* [Exercise goal]:
Gather every line from the entries below that includes "Expenditure".

═══ Given data

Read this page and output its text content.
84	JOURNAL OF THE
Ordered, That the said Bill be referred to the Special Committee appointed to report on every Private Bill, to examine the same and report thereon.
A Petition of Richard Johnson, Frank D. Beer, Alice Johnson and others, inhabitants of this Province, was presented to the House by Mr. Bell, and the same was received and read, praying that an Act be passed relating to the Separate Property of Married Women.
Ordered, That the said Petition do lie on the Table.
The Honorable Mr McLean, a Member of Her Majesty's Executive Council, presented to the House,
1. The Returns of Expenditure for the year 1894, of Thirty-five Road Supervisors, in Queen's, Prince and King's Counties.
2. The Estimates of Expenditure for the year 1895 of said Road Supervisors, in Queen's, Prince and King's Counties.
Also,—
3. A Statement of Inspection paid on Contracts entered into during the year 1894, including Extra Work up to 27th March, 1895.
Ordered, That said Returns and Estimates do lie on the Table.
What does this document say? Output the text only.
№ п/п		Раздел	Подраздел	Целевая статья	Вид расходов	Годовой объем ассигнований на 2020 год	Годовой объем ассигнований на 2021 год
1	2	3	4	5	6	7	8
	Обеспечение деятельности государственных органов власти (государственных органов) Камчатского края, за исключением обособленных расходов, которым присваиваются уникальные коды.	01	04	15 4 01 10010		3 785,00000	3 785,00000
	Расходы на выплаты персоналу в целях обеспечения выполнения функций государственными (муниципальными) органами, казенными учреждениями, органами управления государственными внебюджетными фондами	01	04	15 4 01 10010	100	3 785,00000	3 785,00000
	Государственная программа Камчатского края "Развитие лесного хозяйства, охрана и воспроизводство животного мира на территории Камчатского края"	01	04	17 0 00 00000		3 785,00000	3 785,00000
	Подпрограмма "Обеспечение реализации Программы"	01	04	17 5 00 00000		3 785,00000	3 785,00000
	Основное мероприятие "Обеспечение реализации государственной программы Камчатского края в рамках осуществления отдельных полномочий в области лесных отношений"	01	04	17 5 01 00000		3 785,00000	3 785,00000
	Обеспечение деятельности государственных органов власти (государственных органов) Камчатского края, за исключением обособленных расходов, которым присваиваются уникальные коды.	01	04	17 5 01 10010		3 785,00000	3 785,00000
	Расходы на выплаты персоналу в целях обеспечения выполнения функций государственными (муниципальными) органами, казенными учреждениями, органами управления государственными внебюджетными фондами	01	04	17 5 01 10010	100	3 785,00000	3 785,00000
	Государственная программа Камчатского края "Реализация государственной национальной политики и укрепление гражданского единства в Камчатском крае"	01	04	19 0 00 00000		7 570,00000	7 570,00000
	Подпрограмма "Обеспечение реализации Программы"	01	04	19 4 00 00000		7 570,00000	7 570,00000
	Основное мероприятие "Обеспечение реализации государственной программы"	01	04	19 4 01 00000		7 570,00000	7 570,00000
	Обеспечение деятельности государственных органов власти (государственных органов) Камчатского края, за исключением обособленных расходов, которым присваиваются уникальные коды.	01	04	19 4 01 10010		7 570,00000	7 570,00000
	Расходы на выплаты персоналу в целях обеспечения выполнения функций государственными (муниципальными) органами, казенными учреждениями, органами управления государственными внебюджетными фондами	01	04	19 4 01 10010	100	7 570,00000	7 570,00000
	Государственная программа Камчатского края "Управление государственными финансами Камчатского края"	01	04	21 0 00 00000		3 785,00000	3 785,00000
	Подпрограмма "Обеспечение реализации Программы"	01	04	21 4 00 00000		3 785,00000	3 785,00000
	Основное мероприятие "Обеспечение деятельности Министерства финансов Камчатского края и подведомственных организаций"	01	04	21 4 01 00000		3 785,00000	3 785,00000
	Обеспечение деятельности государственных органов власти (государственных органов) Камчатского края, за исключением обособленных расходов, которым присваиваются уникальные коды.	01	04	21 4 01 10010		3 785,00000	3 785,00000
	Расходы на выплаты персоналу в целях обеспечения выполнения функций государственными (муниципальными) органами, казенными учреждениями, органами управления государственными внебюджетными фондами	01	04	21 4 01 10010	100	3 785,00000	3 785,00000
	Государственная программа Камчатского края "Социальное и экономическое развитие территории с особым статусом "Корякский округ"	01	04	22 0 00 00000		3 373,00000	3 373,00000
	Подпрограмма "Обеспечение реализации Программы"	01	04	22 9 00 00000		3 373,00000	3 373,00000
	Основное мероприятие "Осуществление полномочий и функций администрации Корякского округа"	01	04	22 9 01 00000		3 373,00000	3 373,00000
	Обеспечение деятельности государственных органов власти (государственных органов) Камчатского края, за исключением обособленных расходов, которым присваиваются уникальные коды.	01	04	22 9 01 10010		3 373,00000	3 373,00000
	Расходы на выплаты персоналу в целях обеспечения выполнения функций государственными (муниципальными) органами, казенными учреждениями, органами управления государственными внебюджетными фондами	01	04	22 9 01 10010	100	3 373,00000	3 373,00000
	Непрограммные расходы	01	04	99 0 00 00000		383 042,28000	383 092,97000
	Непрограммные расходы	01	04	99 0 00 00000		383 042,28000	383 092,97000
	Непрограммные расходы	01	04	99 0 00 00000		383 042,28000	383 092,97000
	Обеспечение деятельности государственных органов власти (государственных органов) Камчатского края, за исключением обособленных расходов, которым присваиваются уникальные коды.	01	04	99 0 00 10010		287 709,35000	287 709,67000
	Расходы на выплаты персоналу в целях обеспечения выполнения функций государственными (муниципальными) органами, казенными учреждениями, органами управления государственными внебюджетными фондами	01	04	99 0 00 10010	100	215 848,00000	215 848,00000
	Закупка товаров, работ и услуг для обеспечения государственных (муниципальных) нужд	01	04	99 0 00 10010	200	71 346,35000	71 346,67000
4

══════

* [Output of the task]:
1. The Returns of Expenditure for the year 1894, of Thirty-five Road Supervisors, in Queen's, Prince and King's Counties.
2. The Estimates of Expenditure for the year 1895 of said Road Supervisors, in Queen's, Prince and King's Counties.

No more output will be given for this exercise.